* What is needed *
Set out each line from the following listing that includes the word "Received".

Stored data
** start **
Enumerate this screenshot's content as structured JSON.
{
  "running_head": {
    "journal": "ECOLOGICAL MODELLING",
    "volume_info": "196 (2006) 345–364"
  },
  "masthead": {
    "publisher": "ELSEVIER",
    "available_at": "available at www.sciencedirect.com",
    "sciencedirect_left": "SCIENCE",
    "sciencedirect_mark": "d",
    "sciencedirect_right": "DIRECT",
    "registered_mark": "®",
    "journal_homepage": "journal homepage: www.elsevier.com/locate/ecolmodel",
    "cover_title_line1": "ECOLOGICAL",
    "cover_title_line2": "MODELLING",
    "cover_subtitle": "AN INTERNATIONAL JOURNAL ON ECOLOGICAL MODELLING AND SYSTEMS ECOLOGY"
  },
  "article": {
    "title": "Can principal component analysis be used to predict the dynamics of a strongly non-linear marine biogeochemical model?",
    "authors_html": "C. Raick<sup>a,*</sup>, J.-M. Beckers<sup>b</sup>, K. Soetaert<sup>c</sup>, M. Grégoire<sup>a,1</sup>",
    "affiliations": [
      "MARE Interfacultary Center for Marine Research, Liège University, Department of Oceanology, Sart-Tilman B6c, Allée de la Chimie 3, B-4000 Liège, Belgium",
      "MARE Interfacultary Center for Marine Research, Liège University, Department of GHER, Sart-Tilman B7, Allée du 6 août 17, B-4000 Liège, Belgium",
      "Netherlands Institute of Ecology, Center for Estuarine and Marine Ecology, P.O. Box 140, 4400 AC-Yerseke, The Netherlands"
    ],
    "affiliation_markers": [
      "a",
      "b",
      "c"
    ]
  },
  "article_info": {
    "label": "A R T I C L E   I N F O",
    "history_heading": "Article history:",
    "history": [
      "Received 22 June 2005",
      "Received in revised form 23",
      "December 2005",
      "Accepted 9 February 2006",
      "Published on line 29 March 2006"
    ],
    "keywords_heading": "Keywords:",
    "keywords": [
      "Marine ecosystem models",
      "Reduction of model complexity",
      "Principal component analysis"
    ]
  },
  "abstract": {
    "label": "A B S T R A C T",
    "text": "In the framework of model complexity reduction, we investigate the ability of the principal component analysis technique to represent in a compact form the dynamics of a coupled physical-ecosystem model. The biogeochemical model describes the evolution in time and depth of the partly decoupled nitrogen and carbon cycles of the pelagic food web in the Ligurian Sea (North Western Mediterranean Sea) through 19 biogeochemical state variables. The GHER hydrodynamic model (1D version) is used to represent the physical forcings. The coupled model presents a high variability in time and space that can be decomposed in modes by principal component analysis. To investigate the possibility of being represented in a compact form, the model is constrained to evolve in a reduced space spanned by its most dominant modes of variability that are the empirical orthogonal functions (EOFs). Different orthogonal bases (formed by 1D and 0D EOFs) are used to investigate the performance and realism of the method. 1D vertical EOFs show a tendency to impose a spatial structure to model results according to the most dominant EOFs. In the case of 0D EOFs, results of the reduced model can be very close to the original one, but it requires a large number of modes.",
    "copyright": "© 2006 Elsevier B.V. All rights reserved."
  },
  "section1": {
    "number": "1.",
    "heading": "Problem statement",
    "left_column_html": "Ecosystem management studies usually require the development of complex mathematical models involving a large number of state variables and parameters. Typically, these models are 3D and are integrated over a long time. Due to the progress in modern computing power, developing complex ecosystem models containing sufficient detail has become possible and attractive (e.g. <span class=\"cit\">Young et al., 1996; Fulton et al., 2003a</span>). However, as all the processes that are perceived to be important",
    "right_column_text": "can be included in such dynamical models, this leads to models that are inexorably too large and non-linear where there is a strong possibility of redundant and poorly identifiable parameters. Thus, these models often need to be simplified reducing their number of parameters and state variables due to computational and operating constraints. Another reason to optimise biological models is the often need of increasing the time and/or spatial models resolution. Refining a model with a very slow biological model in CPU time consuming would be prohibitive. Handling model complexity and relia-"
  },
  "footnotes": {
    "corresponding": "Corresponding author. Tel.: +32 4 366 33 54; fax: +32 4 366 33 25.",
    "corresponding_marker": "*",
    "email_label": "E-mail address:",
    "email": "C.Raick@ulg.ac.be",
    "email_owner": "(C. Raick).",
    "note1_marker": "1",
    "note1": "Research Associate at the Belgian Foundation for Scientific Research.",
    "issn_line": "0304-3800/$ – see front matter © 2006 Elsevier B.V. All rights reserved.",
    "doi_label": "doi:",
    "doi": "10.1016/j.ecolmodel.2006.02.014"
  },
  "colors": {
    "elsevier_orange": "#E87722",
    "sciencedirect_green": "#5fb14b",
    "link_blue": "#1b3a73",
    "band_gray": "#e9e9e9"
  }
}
** end **
* Solved exercise *
      "Received 22 June 2005",
      "Received in revised form 23",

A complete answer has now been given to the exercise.